WHAT THE TASK ASKS: Examine the records and identify each line that includes the string "consumption". Copy those lines.

=-=-=-=-=

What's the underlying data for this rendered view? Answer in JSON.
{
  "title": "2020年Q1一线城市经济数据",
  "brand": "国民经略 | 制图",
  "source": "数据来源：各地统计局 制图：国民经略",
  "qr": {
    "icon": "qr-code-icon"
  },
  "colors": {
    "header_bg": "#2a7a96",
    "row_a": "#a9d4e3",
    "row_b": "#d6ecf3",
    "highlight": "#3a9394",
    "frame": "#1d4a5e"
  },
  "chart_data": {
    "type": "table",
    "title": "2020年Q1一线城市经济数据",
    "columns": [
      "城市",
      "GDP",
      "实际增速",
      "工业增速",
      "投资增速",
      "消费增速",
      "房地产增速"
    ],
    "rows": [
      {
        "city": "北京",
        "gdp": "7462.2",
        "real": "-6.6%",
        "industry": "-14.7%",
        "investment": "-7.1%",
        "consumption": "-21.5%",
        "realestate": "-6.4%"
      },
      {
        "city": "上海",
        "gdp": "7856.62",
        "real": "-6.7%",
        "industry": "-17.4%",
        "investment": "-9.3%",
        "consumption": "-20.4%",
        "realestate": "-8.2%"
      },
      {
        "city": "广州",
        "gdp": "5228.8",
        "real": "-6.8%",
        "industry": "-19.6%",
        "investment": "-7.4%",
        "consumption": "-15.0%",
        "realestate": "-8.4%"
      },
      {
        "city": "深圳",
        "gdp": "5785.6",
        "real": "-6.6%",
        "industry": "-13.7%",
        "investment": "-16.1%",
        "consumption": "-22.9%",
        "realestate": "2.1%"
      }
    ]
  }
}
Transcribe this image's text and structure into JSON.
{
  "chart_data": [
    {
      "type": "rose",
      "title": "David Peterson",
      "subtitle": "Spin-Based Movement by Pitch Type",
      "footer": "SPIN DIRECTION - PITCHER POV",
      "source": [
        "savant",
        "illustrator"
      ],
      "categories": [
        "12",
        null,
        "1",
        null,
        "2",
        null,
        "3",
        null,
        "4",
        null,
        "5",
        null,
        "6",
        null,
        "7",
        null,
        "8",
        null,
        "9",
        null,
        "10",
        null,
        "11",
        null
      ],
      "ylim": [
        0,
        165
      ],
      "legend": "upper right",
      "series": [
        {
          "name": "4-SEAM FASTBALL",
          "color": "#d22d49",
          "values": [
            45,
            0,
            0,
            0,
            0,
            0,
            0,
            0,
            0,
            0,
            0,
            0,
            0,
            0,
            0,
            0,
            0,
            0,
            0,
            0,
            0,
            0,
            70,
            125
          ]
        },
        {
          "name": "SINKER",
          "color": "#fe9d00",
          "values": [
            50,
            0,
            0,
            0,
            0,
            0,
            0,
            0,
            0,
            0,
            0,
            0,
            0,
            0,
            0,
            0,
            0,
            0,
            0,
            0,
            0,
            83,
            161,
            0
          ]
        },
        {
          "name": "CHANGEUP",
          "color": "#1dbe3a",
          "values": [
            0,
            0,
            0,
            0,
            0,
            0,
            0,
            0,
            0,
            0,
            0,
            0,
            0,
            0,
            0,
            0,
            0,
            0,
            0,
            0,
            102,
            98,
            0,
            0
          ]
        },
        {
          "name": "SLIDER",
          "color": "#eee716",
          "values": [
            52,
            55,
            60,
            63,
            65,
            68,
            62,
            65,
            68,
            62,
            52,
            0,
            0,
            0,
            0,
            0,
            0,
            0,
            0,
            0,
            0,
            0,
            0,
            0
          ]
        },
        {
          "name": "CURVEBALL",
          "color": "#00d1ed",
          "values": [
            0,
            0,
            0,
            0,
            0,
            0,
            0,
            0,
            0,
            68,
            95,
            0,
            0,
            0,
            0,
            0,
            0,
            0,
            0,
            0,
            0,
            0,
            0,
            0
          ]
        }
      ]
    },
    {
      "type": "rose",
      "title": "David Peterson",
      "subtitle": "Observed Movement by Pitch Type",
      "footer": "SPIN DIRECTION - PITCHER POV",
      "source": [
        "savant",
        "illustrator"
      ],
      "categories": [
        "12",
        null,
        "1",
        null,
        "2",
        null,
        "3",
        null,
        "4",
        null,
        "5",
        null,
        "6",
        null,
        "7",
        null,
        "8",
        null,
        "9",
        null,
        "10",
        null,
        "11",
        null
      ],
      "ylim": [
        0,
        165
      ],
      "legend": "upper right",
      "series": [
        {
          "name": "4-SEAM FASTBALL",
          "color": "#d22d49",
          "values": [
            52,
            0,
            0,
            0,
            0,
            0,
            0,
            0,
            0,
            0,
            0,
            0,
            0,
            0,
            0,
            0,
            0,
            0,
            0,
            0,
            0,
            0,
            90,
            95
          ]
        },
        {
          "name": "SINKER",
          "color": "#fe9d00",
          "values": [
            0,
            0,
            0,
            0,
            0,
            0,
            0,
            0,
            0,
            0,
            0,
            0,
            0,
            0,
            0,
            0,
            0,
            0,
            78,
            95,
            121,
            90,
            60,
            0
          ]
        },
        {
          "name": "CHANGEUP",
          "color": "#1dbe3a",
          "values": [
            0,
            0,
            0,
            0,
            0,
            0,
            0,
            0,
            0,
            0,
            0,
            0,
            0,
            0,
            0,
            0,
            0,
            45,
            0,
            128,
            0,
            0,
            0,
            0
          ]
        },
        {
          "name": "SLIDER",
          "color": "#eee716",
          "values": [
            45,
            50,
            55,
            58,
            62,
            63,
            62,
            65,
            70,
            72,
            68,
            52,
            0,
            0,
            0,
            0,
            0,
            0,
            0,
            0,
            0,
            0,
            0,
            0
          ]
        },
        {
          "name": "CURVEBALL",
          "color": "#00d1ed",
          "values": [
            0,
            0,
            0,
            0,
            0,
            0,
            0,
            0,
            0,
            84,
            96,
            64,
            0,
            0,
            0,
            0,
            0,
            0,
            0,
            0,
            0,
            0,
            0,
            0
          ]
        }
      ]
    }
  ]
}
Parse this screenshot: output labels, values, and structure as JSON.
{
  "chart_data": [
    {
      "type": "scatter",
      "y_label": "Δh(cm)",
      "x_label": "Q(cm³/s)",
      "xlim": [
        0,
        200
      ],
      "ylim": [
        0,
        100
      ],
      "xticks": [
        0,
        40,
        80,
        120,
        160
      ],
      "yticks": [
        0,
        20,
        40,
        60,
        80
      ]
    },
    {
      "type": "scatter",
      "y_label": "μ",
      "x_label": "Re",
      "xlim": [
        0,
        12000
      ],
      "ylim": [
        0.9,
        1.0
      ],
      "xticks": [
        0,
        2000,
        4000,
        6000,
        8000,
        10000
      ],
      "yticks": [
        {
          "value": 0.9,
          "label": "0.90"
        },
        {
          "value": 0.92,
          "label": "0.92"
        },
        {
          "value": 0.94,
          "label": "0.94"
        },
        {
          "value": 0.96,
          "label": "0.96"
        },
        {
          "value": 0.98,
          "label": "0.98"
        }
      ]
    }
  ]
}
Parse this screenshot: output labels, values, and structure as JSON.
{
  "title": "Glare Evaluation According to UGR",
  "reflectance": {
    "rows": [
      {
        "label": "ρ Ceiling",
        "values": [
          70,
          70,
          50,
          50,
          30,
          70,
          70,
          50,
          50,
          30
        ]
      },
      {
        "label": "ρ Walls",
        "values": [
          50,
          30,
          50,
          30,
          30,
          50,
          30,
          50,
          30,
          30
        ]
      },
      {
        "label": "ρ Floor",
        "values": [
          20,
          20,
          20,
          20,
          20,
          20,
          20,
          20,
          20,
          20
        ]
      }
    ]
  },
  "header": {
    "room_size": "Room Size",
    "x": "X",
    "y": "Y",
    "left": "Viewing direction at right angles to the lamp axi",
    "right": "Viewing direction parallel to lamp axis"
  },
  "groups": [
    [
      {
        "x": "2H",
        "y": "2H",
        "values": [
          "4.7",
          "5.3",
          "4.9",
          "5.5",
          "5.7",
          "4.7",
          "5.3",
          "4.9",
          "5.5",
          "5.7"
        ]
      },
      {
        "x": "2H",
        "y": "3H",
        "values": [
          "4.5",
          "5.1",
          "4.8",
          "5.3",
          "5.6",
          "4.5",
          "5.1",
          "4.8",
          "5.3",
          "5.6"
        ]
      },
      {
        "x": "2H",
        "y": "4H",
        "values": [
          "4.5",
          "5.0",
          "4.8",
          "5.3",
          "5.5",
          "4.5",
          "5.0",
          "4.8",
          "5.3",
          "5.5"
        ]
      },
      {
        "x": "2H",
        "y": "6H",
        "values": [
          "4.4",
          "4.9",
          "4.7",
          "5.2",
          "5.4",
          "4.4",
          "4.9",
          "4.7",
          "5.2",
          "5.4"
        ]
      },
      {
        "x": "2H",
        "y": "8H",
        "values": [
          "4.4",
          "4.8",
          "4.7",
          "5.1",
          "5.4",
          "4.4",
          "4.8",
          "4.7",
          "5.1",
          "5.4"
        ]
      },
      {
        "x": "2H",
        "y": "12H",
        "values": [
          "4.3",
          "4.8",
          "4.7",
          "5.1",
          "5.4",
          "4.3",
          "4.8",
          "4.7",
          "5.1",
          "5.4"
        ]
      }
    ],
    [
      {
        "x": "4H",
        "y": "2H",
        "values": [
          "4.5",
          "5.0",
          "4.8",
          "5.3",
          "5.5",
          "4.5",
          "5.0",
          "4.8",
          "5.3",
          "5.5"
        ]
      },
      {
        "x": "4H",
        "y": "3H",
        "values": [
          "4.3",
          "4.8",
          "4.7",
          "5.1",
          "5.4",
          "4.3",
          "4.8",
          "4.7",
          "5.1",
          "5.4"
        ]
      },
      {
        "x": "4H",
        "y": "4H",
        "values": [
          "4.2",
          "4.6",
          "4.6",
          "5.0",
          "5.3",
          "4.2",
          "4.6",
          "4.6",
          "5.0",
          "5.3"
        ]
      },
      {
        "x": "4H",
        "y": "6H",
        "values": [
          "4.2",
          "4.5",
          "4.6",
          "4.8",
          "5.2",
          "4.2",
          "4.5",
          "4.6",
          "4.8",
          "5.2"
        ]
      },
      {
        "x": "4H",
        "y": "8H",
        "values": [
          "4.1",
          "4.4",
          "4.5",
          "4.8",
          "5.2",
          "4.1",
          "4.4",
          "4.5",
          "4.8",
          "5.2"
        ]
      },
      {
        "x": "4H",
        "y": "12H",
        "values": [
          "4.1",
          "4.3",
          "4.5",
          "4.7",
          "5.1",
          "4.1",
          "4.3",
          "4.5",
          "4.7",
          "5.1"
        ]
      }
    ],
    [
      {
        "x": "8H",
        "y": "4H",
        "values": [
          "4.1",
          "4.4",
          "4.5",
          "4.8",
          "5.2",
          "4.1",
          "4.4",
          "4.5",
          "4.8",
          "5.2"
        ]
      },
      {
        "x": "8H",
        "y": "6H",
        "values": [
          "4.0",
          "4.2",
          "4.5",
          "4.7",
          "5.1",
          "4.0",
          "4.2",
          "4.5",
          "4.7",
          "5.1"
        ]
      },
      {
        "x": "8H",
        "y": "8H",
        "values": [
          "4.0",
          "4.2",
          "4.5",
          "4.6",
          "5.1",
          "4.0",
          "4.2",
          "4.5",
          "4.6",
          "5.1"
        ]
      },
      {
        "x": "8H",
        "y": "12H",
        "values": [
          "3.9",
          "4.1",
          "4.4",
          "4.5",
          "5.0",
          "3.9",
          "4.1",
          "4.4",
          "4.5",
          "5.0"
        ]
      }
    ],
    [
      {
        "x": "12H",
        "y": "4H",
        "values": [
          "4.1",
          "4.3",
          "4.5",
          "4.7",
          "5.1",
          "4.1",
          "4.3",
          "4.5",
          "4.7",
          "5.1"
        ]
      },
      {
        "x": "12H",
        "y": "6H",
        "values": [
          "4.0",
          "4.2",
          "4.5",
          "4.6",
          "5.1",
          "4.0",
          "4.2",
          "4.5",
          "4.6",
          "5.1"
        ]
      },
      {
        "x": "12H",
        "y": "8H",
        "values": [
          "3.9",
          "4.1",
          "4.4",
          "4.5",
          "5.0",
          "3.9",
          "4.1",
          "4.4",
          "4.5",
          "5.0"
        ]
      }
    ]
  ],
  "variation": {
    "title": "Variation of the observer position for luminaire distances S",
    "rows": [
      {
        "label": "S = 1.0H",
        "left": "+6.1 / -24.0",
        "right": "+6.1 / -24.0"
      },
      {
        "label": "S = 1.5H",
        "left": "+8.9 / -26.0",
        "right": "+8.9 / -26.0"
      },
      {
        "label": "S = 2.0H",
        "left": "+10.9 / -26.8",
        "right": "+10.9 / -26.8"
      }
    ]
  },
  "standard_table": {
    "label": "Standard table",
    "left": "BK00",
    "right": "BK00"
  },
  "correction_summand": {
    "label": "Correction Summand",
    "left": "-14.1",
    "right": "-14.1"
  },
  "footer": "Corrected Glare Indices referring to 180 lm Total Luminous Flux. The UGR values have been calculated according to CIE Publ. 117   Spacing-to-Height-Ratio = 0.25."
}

=-=-=-=-=

RESULT BELOW:
        "consumption": "-21.5%",
        "consumption": "-20.4%",
        "consumption": "-15.0%",
        "consumption": "-22.9%",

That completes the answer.